Requirement: Copy, from the entries below, each line in which the string "JSON" appears.

[Dataset records]

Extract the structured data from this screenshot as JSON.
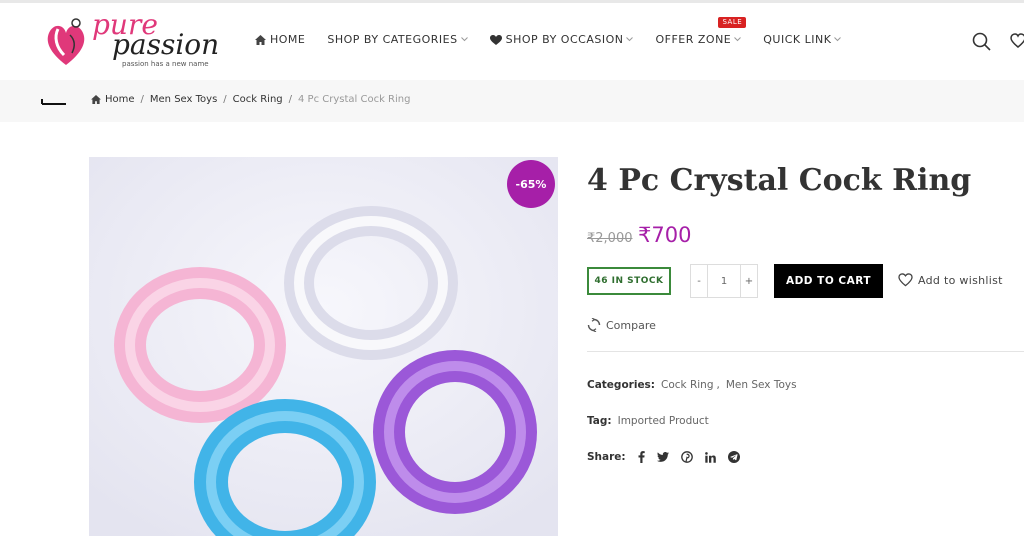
{
  "brand": {
    "name_line1": "pure",
    "name_line2": "passion",
    "tagline": "passion has a new name",
    "accent": "#e0387a"
  },
  "nav": {
    "items": [
      {
        "label": "HOME",
        "icon": "home-icon"
      },
      {
        "label": "SHOP BY CATEGORIES",
        "icon": "chevron-down-icon"
      },
      {
        "label": "SHOP BY OCCASION",
        "icon": "heart-icon"
      },
      {
        "label": "OFFER ZONE",
        "badge": "SALE"
      },
      {
        "label": "QUICK LINK",
        "icon": "chevron-down-icon"
      }
    ],
    "sale_badge_color": "#d82222"
  },
  "breadcrumb": {
    "items": [
      "Home",
      "Men Sex Toys",
      "Cock Ring",
      "4 Pc Crystal Cock Ring"
    ],
    "separator": "/"
  },
  "product": {
    "discount": "-65%",
    "discount_color": "#a61fa8",
    "title": "4 Pc Crystal Cock Ring",
    "price_old": "₹2,000",
    "price_new": "₹700",
    "stock": "46 IN STOCK",
    "quantity": "1",
    "qty_minus": "-",
    "qty_plus": "+",
    "add_to_cart": "ADD TO CART",
    "wishlist": "Add to wishlist",
    "compare": "Compare",
    "categories_label": "Categories:",
    "categories": [
      "Cock Ring",
      "Men Sex Toys"
    ],
    "category_sep": ",",
    "tag_label": "Tag:",
    "tag": "Imported Product",
    "share_label": "Share:",
    "share_icons": [
      "facebook-icon",
      "twitter-icon",
      "pinterest-icon",
      "linkedin-icon",
      "telegram-icon"
    ]
  }
}
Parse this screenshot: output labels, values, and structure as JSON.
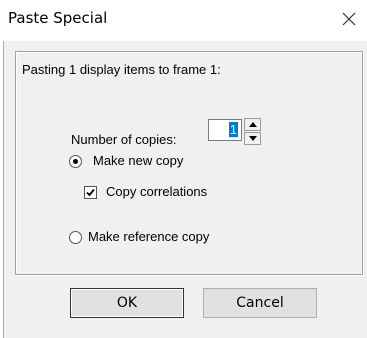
{
  "window": {
    "title": "Paste Special",
    "close_icon": "close-icon"
  },
  "group": {
    "heading": "Pasting 1 display items to frame 1:"
  },
  "copies": {
    "label": "Number of copies:",
    "value": "1"
  },
  "options": {
    "make_new_copy": {
      "label": "Make new copy",
      "selected": true
    },
    "copy_correlations": {
      "label": "Copy correlations",
      "checked": true
    },
    "make_reference_copy": {
      "label": "Make reference copy",
      "selected": false
    }
  },
  "buttons": {
    "ok": "OK",
    "cancel": "Cancel"
  }
}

The output:
Extract the structured data from this screenshot as JSON.
Parse this screenshot: output labels, values, and structure as JSON.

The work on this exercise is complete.